• _Extract to read_:
# just Brought a 03 A6 2.7t



## jrsupaproduca (Oct 9, 2010)

I just brought a 2003 Audi A6. Im new to the German side of cars. I need some tips on some upgrades where do i start first I want performance but a clean look. Please Help! thanks


----------



## audiontz (Sep 10, 2003)

*first thing*

Well first thing with the 2.7t i would have it checked over by a reputable Audi mechanic. as they are prone to oil leaks turbo issues etc. If everything is in good order. You will have to decided what you want out of it. And how much money are you willing to spend. the end result is money. 

I would say some chip tuning, diverter valves, Intake. exhaust is a great start. Of course than with all that added power a good set of tires are in order and of course some suspension work to go along with it. Good luck and enjoy once you go German you will never go back.


----------



## lancek1028 (Jul 30, 2010)

How many miles and how long since the timing belt and water pump service has been done? If your car has not had the TB/WP service and you are north of 80k that is the first thing to look at getting done.
My Indy tech told me at 96k on the original timing belt I was living on borrowed time. If the TB snaps it could cost thousands to fix the engine.

With out quesiton the first "mod" I would do is a front and rear set of Hotchkis Anti Sway bars.
At the very least a rear. This was suggested to me and I didn't listen. Instead I spent 3k on other goodies. Once I got around to adding the Hotchkis' It was instant gratification! You "feel" faster in your car. Sort of feels like a go-cart on steroids. 
Diverter valves if yours are shot. for sure.


Here is a link to the sway bars.
Good luck!
http://www.hotchkis.net/audi_a6_sport_sway_bar_set_black.html


----------



## lancek1028 (Jul 30, 2010)

another quick thought - 
The anti sway bars seem to let you make better use of the existing horse power. 
Adding more horses later would only be icing on the cake. IMHO


----------



## jrsupaproduca (Oct 9, 2010)

whats the average price on the Timing belt and water pump Job, and should i go to Audi? i live in NY and dont know any good Audi Shops


----------



## EK20 (Sep 28, 2004)

Find an Audi tech that likes doing side work. :thumbup:

Chip (I like APR the best), suspension, and brake mods are a must.


----------



## lancek1028 (Jul 30, 2010)

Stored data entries
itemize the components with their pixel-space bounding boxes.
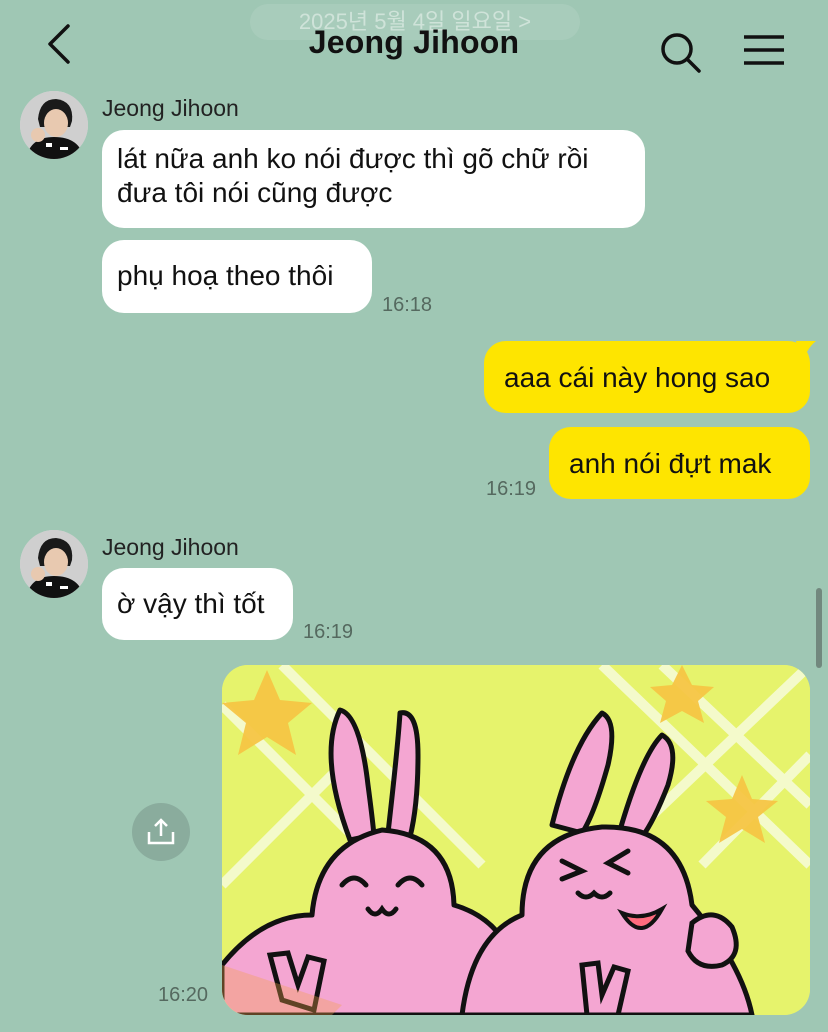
message-text: lát nữa anh ko nói được thì gõ chữ rồi bbox=[117, 143, 589, 174]
menu-icon[interactable] bbox=[740, 32, 788, 72]
scrollbar[interactable] bbox=[816, 588, 822, 668]
share-button[interactable] bbox=[132, 803, 190, 861]
message-time: 16:19 bbox=[303, 621, 354, 643]
message-time: 16:20 bbox=[158, 984, 209, 1006]
sender-name: Jeong Jihoon bbox=[102, 534, 239, 560]
sender-name: Jeong Jihoon bbox=[102, 95, 239, 121]
message-bubble-incoming[interactable]: lát nữa anh ko nói được thì gõ chữ rồi đ… bbox=[102, 130, 645, 228]
avatar[interactable] bbox=[20, 530, 88, 598]
chat-header: 2025년 5월 4일 일요일 > Jeong Jihoon bbox=[0, 0, 828, 92]
message-bubble-incoming[interactable]: ờ vậy thì tốt bbox=[102, 568, 293, 640]
share-icon bbox=[147, 818, 175, 845]
message-text: đưa tôi nói cũng được bbox=[117, 177, 393, 208]
sticker-image[interactable] bbox=[222, 665, 810, 1015]
message-bubble-outgoing[interactable]: aaa cái này hong sao bbox=[484, 341, 810, 413]
message-text: ờ vậy thì tốt bbox=[117, 588, 265, 619]
message-text: aaa cái này hong sao bbox=[504, 362, 771, 393]
message-time: 16:18 bbox=[382, 294, 433, 316]
avatar[interactable] bbox=[20, 91, 88, 159]
message-time: 16:19 bbox=[486, 478, 537, 500]
message-text: anh nói đựt mak bbox=[569, 448, 772, 479]
bubble-tail bbox=[796, 341, 816, 365]
search-icon[interactable] bbox=[658, 30, 704, 76]
message-bubble-outgoing[interactable]: anh nói đựt mak bbox=[549, 427, 810, 499]
message-bubble-incoming[interactable]: phụ hoạ theo thôi bbox=[102, 240, 372, 313]
message-text: phụ hoạ theo thôi bbox=[117, 260, 334, 291]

• _Exercise task_: Render this sentence from the Audi A6 thread in Spanish: "The anti sway bars seem to let you make better use of the existing horse power."

• _Result for this exercise_: Las barras estabilizadoras parecen permitirte aprovechar mejor los caballos de fuerza existentes.